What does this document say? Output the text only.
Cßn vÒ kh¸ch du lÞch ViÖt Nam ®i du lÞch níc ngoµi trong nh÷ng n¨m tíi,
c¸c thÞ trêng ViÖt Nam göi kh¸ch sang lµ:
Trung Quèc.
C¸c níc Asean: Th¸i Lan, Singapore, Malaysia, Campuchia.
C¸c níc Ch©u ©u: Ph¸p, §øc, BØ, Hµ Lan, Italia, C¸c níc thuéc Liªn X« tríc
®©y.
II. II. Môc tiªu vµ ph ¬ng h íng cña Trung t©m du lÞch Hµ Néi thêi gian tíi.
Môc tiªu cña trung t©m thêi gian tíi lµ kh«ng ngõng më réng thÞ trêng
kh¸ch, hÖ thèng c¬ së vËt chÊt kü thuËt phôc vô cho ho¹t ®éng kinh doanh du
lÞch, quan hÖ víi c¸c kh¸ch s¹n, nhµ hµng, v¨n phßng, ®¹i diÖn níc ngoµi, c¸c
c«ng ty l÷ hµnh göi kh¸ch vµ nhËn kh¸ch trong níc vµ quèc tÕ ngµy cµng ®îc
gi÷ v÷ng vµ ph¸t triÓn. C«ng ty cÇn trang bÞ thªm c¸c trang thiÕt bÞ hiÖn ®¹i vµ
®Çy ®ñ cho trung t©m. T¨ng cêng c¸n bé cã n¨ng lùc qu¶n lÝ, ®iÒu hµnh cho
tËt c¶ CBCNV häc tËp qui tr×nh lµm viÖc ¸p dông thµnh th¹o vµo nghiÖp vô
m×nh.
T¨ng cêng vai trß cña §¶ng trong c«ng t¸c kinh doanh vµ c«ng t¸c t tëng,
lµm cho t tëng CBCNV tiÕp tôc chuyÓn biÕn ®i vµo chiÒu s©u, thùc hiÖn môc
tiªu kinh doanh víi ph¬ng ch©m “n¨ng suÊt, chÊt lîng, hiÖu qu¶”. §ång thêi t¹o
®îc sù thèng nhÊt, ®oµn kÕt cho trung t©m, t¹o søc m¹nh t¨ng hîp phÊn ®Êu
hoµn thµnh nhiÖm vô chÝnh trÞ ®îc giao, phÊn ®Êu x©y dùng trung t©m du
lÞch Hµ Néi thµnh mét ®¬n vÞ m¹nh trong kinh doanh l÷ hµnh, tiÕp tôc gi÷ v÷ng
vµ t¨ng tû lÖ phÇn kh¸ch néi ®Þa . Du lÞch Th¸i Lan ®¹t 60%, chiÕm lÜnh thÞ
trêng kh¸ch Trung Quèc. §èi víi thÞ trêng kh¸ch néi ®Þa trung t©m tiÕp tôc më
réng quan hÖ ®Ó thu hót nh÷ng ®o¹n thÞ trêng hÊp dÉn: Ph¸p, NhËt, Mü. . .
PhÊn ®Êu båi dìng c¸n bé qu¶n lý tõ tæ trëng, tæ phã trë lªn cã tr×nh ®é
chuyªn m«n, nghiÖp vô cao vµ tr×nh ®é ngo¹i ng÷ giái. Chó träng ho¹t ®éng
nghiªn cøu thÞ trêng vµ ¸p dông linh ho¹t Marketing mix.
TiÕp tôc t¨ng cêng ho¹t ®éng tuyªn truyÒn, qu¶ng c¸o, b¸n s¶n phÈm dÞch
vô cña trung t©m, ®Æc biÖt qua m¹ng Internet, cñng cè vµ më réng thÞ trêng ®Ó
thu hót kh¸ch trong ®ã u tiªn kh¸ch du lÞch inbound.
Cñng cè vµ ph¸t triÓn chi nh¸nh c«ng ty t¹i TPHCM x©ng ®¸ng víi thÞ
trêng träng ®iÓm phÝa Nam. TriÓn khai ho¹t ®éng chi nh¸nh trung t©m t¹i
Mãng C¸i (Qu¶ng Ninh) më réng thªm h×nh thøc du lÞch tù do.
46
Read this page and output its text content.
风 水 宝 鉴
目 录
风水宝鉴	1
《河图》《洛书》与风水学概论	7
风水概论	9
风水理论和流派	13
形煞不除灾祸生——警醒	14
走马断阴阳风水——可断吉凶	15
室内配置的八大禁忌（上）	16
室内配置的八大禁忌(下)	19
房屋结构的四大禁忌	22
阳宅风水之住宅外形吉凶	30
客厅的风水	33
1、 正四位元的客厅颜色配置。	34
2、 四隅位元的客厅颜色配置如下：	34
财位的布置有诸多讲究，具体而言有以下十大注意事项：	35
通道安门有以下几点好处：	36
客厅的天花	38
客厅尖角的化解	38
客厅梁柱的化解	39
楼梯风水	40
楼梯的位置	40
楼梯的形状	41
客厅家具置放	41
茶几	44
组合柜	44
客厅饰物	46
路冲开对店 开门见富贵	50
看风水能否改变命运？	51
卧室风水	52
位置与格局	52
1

::::::::::

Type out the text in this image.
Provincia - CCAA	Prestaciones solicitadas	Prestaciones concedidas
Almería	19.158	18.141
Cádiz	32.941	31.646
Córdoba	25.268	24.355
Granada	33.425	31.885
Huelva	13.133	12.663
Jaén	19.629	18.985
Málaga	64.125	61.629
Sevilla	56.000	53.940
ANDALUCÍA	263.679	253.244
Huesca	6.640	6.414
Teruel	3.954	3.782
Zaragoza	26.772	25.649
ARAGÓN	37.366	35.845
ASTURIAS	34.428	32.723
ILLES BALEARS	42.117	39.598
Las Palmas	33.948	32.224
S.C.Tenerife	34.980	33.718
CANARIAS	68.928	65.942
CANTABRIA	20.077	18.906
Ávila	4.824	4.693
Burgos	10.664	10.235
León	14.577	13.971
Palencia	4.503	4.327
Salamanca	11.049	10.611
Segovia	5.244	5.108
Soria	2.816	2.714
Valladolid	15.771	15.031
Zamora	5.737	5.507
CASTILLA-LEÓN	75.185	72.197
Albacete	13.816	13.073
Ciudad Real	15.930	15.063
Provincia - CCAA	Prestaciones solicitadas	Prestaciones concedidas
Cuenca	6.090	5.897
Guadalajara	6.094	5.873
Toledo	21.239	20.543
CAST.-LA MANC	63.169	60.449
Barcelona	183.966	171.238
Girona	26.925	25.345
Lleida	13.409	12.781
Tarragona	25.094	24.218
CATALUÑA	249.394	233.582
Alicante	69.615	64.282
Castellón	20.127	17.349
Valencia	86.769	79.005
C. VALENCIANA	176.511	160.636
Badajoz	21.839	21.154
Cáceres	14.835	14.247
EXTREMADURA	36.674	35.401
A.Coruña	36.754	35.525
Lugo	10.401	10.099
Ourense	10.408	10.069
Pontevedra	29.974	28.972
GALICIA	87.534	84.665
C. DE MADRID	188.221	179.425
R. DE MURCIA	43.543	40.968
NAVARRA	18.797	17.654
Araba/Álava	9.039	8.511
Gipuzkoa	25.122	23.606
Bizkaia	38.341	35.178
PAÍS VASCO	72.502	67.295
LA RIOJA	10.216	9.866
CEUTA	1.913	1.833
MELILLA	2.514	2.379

::::::::::

Set exercise: Look through the data above. Each line containing the word "thµnh" needs to be copied.

Final result:
tËt c¶ CBCNV häc tËp qui tr×nh lµm viÖc ¸p dông thµnh th¹o vµo nghiÖp vô
hoµn thµnh nhiÖm vô chÝnh trÞ ®îc giao, phÊn ®Êu x©y dùng trung t©m du
lÞch Hµ Néi thµnh mét ®¬n vÞ m¹nh trong kinh doanh l÷ hµnh, tiÕp tôc gi÷ v÷ng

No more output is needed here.